[Your goal] Find the lines holding the word "fromString" and collect them.
====== Input material
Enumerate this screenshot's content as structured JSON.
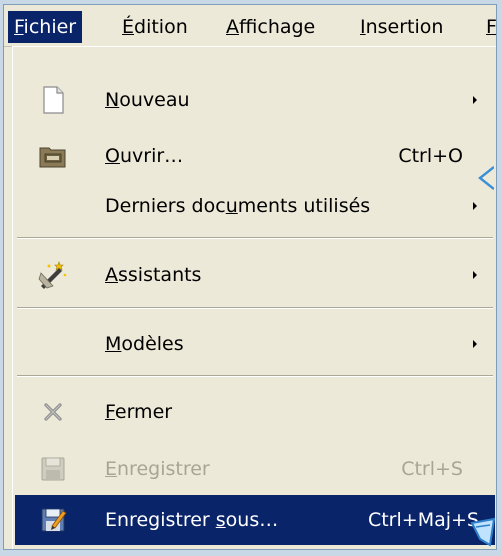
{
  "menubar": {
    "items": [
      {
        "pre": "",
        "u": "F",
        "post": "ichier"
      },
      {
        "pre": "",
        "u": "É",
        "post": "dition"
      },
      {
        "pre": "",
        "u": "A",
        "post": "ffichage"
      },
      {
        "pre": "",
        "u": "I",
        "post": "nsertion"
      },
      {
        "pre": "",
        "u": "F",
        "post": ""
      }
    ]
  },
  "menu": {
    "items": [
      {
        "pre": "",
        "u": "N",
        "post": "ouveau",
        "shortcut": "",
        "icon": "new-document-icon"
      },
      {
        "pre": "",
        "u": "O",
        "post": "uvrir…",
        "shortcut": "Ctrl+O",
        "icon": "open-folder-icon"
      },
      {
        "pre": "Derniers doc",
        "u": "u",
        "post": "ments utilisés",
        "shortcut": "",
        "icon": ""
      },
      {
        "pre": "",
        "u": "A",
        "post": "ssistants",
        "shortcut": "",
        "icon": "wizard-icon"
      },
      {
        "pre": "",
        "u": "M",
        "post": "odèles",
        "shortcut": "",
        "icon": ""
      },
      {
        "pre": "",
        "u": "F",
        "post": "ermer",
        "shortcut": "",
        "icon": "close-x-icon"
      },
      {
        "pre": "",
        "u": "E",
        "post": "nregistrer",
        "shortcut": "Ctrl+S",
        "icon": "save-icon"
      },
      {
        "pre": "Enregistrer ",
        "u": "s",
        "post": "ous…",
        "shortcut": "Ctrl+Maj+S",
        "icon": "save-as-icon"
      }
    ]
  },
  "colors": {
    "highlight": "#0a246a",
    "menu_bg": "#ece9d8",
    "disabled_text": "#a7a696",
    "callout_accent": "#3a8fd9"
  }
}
============
====== Input material
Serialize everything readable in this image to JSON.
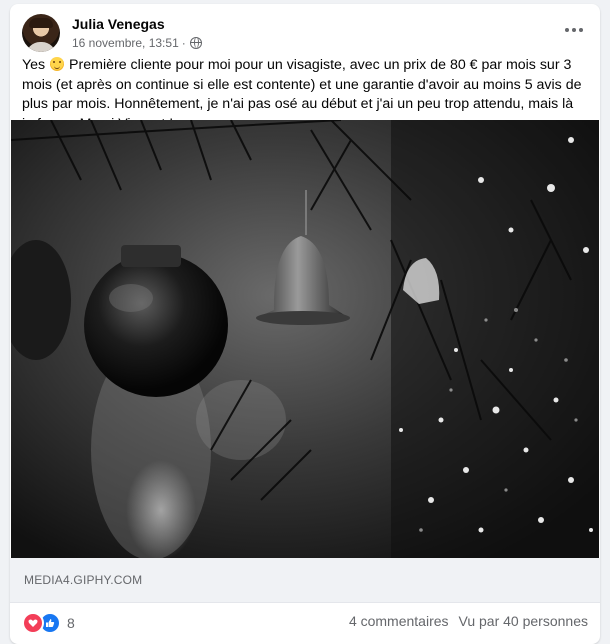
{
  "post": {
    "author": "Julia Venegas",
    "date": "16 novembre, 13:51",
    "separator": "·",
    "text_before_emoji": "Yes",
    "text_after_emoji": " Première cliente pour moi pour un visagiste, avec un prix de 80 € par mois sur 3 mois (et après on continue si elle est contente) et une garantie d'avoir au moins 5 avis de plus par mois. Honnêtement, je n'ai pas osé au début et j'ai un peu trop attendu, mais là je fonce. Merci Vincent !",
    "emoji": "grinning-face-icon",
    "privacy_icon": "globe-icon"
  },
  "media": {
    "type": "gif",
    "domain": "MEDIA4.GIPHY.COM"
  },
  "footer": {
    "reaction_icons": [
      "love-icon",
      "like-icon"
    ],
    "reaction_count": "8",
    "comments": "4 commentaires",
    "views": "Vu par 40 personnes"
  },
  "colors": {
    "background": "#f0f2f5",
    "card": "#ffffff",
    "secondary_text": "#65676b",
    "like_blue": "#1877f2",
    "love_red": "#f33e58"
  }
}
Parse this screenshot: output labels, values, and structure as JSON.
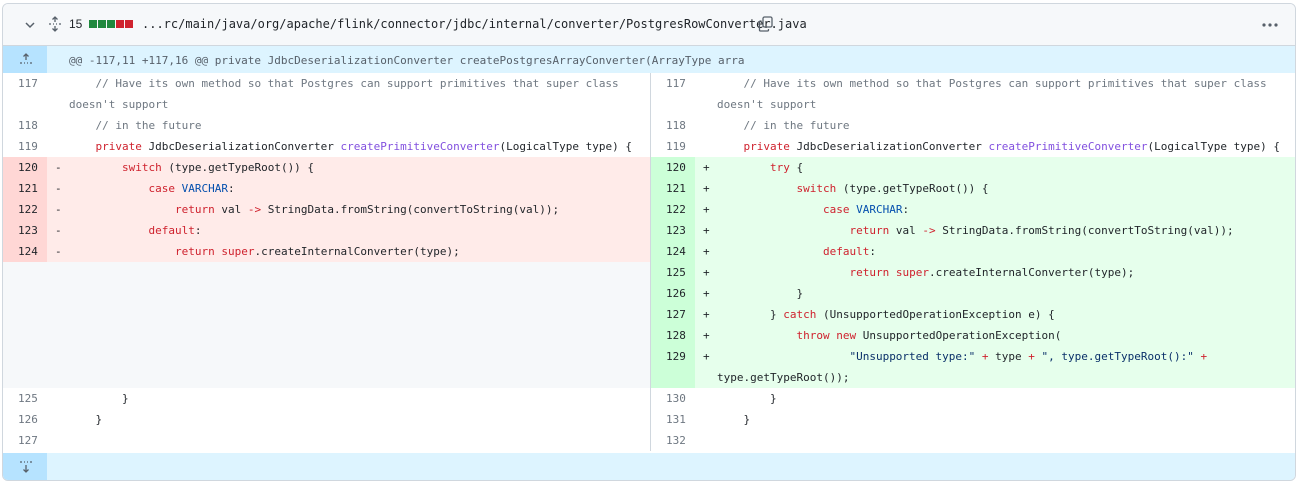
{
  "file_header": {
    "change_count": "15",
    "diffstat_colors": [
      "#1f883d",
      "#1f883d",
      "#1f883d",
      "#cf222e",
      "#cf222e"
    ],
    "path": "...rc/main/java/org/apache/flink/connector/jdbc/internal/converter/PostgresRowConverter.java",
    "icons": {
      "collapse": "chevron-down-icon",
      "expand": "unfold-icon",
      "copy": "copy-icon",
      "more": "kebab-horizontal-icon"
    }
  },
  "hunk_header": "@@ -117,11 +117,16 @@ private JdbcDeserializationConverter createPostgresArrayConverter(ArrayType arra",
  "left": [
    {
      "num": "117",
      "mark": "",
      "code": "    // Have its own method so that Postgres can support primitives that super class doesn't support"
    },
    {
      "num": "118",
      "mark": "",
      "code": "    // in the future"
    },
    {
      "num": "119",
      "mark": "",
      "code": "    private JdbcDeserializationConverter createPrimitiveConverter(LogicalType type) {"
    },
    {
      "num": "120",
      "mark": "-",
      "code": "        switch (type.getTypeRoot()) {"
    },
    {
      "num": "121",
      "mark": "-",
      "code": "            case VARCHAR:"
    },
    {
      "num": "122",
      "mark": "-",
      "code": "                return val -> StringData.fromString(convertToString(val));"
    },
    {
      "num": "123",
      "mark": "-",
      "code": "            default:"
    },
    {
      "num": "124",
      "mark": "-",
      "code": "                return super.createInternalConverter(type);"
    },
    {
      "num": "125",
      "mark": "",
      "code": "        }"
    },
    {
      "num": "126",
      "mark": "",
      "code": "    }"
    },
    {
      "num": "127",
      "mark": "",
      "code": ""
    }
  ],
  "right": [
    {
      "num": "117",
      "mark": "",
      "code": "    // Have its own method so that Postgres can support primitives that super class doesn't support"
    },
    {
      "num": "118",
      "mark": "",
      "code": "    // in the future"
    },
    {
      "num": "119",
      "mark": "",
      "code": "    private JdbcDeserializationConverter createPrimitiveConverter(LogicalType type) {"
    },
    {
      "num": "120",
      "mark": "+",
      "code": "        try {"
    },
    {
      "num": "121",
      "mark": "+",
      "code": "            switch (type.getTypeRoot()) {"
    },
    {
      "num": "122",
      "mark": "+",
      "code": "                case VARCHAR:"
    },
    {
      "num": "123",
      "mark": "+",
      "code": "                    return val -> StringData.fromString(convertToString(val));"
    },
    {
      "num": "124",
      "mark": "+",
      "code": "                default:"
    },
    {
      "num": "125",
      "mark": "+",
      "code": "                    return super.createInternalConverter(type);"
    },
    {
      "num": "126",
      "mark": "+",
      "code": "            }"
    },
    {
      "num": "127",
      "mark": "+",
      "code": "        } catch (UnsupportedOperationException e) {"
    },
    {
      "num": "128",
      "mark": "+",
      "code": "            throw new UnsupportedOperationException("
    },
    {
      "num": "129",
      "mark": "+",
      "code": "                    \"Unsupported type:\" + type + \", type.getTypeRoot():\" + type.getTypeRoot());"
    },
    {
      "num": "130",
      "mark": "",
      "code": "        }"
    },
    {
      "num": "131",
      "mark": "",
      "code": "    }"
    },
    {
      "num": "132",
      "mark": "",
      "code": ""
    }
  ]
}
============
[Finished answer]
      "code": "                return val -> StringData.fromString(convertToString(val));"
      "code": "                    return val -> StringData.fromString(convertToString(val));"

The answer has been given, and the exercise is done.